**TASK INPUTS:**
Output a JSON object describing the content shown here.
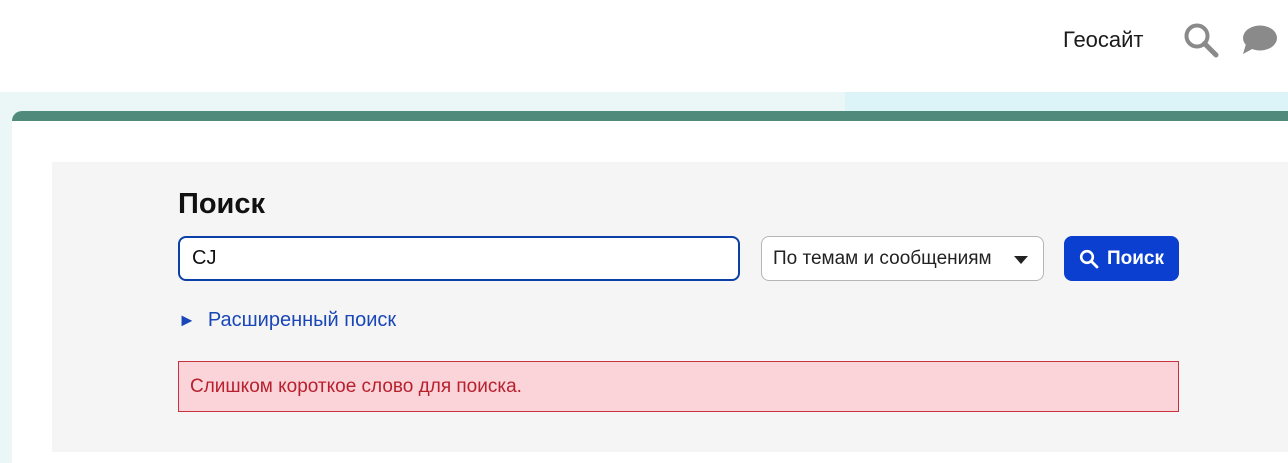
{
  "header": {
    "site_link": "Геосайт",
    "search_icon": "search-icon",
    "chat_icon": "chat-icon"
  },
  "search": {
    "title": "Поиск",
    "query_value": "CJ",
    "scope_selected": "По темам и сообщениям",
    "submit_label": "Поиск",
    "advanced_label": "Расширенный поиск",
    "advanced_icon": "triangle-right-icon",
    "error_message": "Слишком короткое слово для поиска."
  },
  "colors": {
    "accent": "#0a3fcf",
    "card_border": "#4f8a7b",
    "error_bg": "#fad4d9",
    "error_text": "#b8202e",
    "link": "#1a47b8"
  }
}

**WHAT TO DO:** Transcribe the material exactly, leaving every picture out.

**ANSWER TO THE EXERCISE:**
Output a JSON object describing the content shown here.
{
  "header": {
    "site_link": "Геосайт",
    "search_icon": "search-icon",
    "chat_icon": "chat-icon"
  },
  "search": {
    "title": "Поиск",
    "query_value": "CJ",
    "scope_selected": "По темам и сообщениям",
    "submit_label": "Поиск",
    "advanced_label": "Расширенный поиск",
    "advanced_icon": "triangle-right-icon",
    "error_message": "Слишком короткое слово для поиска."
  },
  "colors": {
    "accent": "#0a3fcf",
    "card_border": "#4f8a7b",
    "error_bg": "#fad4d9",
    "error_text": "#b8202e",
    "link": "#1a47b8"
  }
}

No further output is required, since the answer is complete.